▶ _Fragmento dado_:
┏━━

La cuestión que me interesa con relación a esas exigencias nacionalistas es la que alude a la publicación de las balanzas fiscales de las Comunidades Autónomas, a partir de la cual ERC pretende demostrar -acompañada en esto por sus socios del Gobierno catalán- que la contribución de Cataluña a la redistribución interregional de la renta española es excesiva. Y el economista difunto no puede ser otro que Ramón Trias Fargas. Este profesor de la Universidad de Barcelona fue quien, en su Introducción a la economía de Cataluña, basándose en algunos trabajos precedentes sobre la balanza de pagos de esa región, argumentó que el ahorro generado en ella era superior a la inversión, y que tal situación perjudicaba su desarrollo económico. Imbuido de una idea más bien autárquica, propuso que para impulsar el crecimiento catalán era necesario «ahorrar más y procurar perder el mínimo posible de nuestro ahorro fuera de Cataluña», lo que se habría de lograr disminuyendo al máximo el déficit fiscal. Y, sobre esta base, pretendió asentar un «nuevo regionalismo» cuyo carácter populista vendría determinado por el hecho de que en él confluirían los intereses de «la Cataluña de los ricos y la Cataluña de los pobres», pues «cuando decimos que el ahorro catalán debe permanecer en Cataluña, decimos algo que le conviene al empresario… y decimos algo que igualmente conviene al asalariado». Ni que decir tiene que Trias, como cualquier otro populista, eludió el molesto problema de la distribución de la riqueza señalando que «una vez incrementada la renta regional, veremos cómo la repartimos». Y concluyó, para reafirmar el carácter interclasista de su nacionalismo, proclamando que «el catalanismo como exclusiva de la burguesía ha terminado».

┗━━

Reproduzca íntegramente el fragmento sobre las balanzas fiscales y Ramón Trias Fargas, sin alterar ninguna palabra ni signo.

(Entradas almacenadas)
┏━━

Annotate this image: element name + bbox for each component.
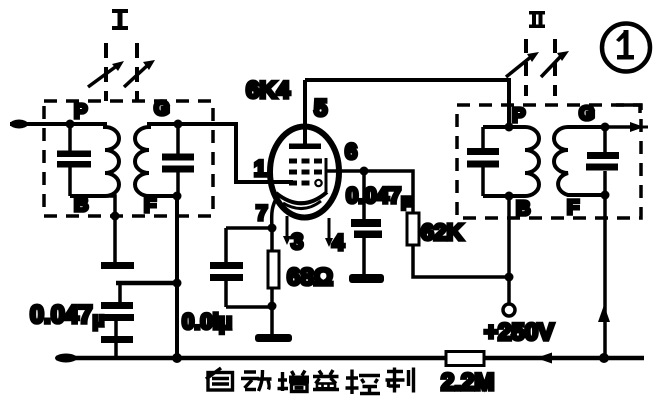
svg-text:6K4: 6K4 — [246, 77, 291, 104]
node G1 — [174, 120, 183, 129]
circled figure number 1 — [602, 24, 650, 72]
T2 tuning arrow left — [506, 52, 539, 77]
svg-text:G: G — [579, 103, 595, 125]
node F1-bus — [172, 353, 182, 363]
svg-text:P: P — [74, 101, 87, 123]
capacitor across T2 primary — [467, 127, 499, 196]
wire F1 down to AGC bus — [175, 196, 179, 358]
svg-text:4: 4 — [332, 230, 345, 255]
pin 5 lead — [303, 80, 307, 146]
svg-text:B: B — [516, 198, 530, 220]
AGC caption: hand-drawn glyphs — [206, 368, 414, 395]
cathode arc outer — [276, 192, 327, 203]
svg-text:G: G — [154, 98, 170, 120]
node G2 — [601, 123, 610, 132]
glyph zeng — [278, 372, 289, 391]
cathode wire to bypass network — [226, 226, 272, 230]
output wire with arrow — [605, 122, 648, 132]
AGC bus right segment — [484, 356, 644, 361]
capacitor 0.047u right — [351, 171, 382, 275]
svg-text:2.2M: 2.2M — [441, 369, 494, 396]
wire G1 to grid pin1 — [178, 124, 293, 182]
wire 62K to +250V node — [413, 245, 509, 277]
T2 secondary winding — [554, 127, 605, 195]
resistor 2.2M — [446, 352, 484, 366]
T1 tuning slug dashed line left — [104, 43, 108, 101]
glyph kong — [346, 370, 359, 395]
node F2-bus — [599, 353, 609, 363]
tube V1 6K4 envelope — [270, 127, 339, 218]
wire B2 down to +250V node — [507, 196, 511, 277]
ground bar (0.047u right) — [349, 274, 384, 283]
node cathode bottom — [268, 302, 277, 311]
stem to AGC bus — [114, 343, 118, 358]
T2 tuning slug dashed line left — [524, 39, 528, 96]
node P1 — [66, 120, 75, 129]
label II (roman numeral above T2) — [529, 11, 545, 28]
glyph yi — [313, 370, 339, 384]
node +250V junction — [505, 273, 514, 282]
node on T1 box bottom edge — [111, 212, 120, 221]
svg-text:6: 6 — [345, 139, 357, 164]
node B2 — [505, 192, 514, 201]
node F1 — [173, 192, 182, 201]
capacitor across T2 secondary — [586, 127, 619, 195]
pin 3 arrow — [283, 216, 291, 245]
node F2 — [601, 191, 610, 200]
AGC bus left segment — [56, 356, 446, 361]
glyph dong — [241, 372, 259, 390]
ground bar (cathode) — [255, 334, 292, 342]
transformer T2 dashed enclosure — [457, 105, 641, 218]
capacitor 0.047u left leads — [118, 283, 122, 302]
transformer T1 dashed enclosure — [44, 101, 213, 216]
svg-text:68Ω: 68Ω — [287, 264, 333, 291]
svg-text:F: F — [567, 197, 579, 219]
wire F2 down to AGC bus — [603, 195, 607, 358]
glyph zhi — [386, 368, 405, 393]
svg-text:F: F — [144, 195, 156, 217]
AGC bus left end blob — [55, 354, 77, 363]
AGC branch wire — [116, 281, 178, 286]
svg-text:+250V: +250V — [484, 319, 554, 346]
capacitor 0.047u left lower lead — [114, 321, 118, 336]
cathode bypass capacitor — [210, 228, 272, 307]
resistor 62K — [407, 213, 419, 245]
T1 tuning slug dashed line right — [135, 43, 139, 101]
resistor 68ohm — [268, 228, 279, 307]
svg-text:7: 7 — [256, 202, 268, 225]
capacitor across T1 secondary — [162, 124, 194, 196]
T2 box solid top-right corner — [616, 105, 640, 113]
svg-text:62K: 62K — [421, 219, 464, 245]
pin 4 arrow — [325, 218, 333, 247]
grid small circle — [315, 180, 321, 186]
+250V terminal circle — [503, 304, 515, 316]
capacitor lower plate bar — [101, 336, 133, 343]
T2 tuning arrow right — [541, 51, 569, 77]
grid right rail — [325, 158, 328, 192]
svg-text:1: 1 — [254, 156, 266, 181]
wire B1 drop — [106, 196, 115, 262]
svg-text:3: 3 — [291, 229, 303, 254]
node pin7 — [268, 224, 277, 233]
capacitor 0.047u left plate 2 — [101, 314, 134, 321]
pin 7 lead — [272, 197, 277, 228]
cathode arc inner — [283, 201, 321, 209]
T1 tuning arrow right — [124, 60, 155, 87]
capacitor C-B1 upper plate bar — [101, 262, 134, 269]
AGC direction arrow up — [598, 305, 610, 322]
svg-text:5: 5 — [314, 95, 327, 122]
bus arrow left — [536, 353, 552, 364]
input wire — [10, 122, 70, 126]
T1 primary winding — [70, 124, 119, 196]
T1 tuning arrow left — [88, 61, 124, 87]
T2 primary winding — [483, 127, 539, 196]
node P2 — [505, 123, 514, 132]
plate bar — [289, 144, 321, 150]
node pin6 — [360, 167, 369, 176]
capacitor across T1 primary — [57, 124, 91, 196]
svg-text:P: P — [512, 105, 525, 127]
T2 tuning slug dashed line right — [553, 39, 557, 96]
capacitor 0.047u left plate 1 — [101, 302, 133, 309]
glyph zi — [206, 368, 221, 379]
T1 secondary winding — [135, 124, 178, 196]
pin 6 wire — [326, 169, 364, 173]
ground lead — [270, 306, 274, 334]
+250V terminal lead — [507, 277, 511, 303]
svg-text:0.0lμ: 0.0lμ — [182, 309, 232, 334]
svg-text:B: B — [74, 194, 88, 216]
label I (roman numeral above T1) — [112, 9, 128, 30]
wire pin6 to 62K — [364, 171, 413, 213]
node on F1 line — [173, 279, 182, 288]
plate wire pin5 to T2 — [305, 80, 509, 127]
grid dashes — [289, 159, 322, 186]
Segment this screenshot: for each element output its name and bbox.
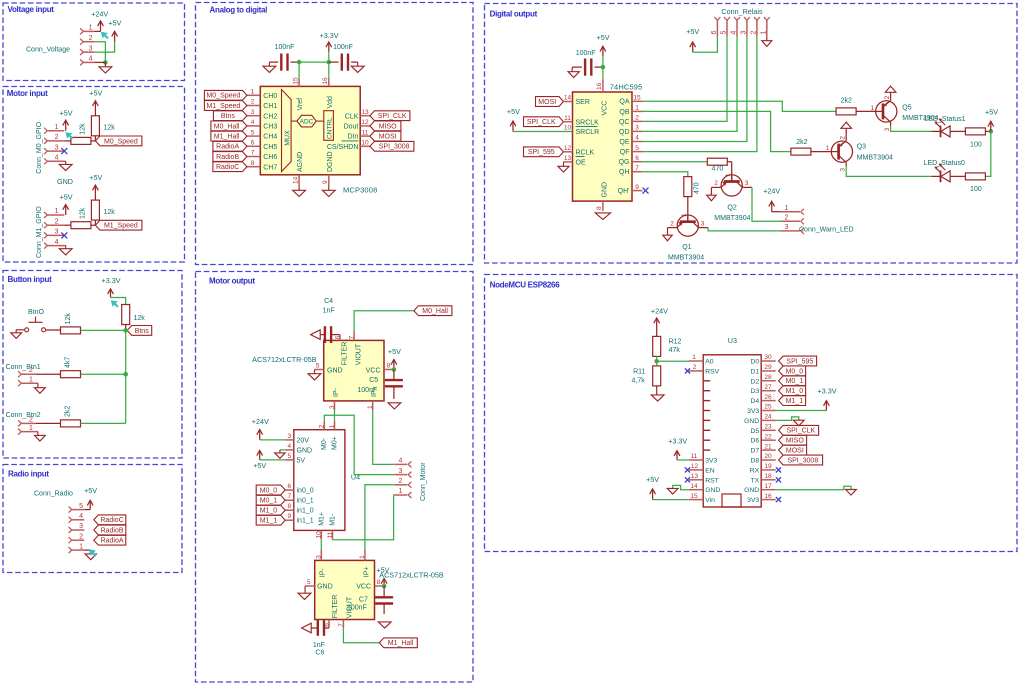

┗━━

▶ _Resultado_:
La cuestión que me interesa con relación a esas exigencias nacionalistas es la que alude a la publicación de las balanzas fiscales de las Comunidades Autónomas, a partir de la cual ERC pretende demostrar -acompañada en esto por sus socios del Gobierno catalán- que la contribución de Cataluña a la redistribución interregional de la renta española es excesiva. Y el economista difunto no puede ser otro que Ramón Trias Fargas. Este profesor de la Universidad de Barcelona fue quien, en su Introducción a la economía de Cataluña, basándose en algunos trabajos precedentes sobre la balanza de pagos de esa región, argumentó que el ahorro generado en ella era superior a la inversión, y que tal situación perjudicaba su desarrollo económico. Imbuido de una idea más bien autárquica, propuso que para impulsar el crecimiento catalán era necesario «ahorrar más y procurar perder el mínimo posible de nuestro ahorro fuera de Cataluña», lo que se habría de lograr disminuyendo al máximo el déficit fiscal. Y, sobre esta base, pretendió asentar un «nuevo regionalismo» cuyo carácter populista vendría determinado por el hecho de que en él confluirían los intereses de «la Cataluña de los ricos y la Cataluña de los pobres», pues «cuando decimos que el ahorro catalán debe permanecer en Cataluña, decimos algo que le conviene al empresario… y decimos algo que igualmente conviene al asalariado». Ni que decir tiene que Trias, como cualquier otro populista, eludió el molesto problema de la distribución de la riqueza señalando que «una vez incrementada la renta regional, veremos cómo la repartimos». Y concluyó, para reafirmar el carácter interclasista de su nacionalismo, proclamando que «el catalanismo como exclusiva de la burguesía ha terminado».